▶ [Exercise data]:
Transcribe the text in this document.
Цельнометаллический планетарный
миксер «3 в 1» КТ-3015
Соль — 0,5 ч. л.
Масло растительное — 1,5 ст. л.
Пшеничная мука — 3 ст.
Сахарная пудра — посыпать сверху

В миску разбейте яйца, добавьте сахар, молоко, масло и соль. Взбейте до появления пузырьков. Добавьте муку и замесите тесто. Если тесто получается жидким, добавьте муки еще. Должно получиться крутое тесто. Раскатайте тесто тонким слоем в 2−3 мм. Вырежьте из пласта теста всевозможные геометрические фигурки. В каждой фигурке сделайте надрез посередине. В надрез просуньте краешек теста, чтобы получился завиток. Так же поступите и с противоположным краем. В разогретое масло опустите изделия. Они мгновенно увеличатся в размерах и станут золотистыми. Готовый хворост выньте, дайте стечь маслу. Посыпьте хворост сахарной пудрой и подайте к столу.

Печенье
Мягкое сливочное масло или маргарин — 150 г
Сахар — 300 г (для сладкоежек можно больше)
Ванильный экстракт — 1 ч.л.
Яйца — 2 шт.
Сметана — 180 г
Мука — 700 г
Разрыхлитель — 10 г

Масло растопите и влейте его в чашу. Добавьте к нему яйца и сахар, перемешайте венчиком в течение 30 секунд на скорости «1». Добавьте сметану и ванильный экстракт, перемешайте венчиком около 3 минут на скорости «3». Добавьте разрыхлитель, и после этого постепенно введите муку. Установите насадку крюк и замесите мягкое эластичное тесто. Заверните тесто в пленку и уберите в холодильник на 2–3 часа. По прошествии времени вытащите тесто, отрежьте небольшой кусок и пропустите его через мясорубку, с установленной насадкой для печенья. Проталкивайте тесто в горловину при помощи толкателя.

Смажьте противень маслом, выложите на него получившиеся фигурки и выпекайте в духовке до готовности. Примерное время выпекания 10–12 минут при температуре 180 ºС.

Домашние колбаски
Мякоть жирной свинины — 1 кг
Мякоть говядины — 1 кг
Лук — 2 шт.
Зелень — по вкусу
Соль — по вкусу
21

▶ [The task]: Go through the listing above and locate each line that holds the word "минут". Copy those lines.

▶ [Task solution]:
Масло растопите и влейте его в чашу. Добавьте к нему яйца и сахар, перемешайте венчиком в течение 30 секунд на скорости «1». Добавьте сметану и ванильный экстракт, перемешайте венчиком около 3 минут на скорости «3». Добавьте разрыхлитель, и после этого постепенно введите муку. Установите насадку крюк и замесите мягкое эластичное тесто. Заверните тесто в пленку и уберите в холодильник на 2–3 часа. По прошествии времени вытащите тесто, отрежьте небольшой кусок и пропустите его через мясорубку, с установленной насадкой для печенья. Проталкивайте тесто в горловину при помощи толкателя.
Смажьте противень маслом, выложите на него получившиеся фигурки и выпекайте в духовке до готовности. Примерное время выпекания 10–12 минут при температуре 180 ºС.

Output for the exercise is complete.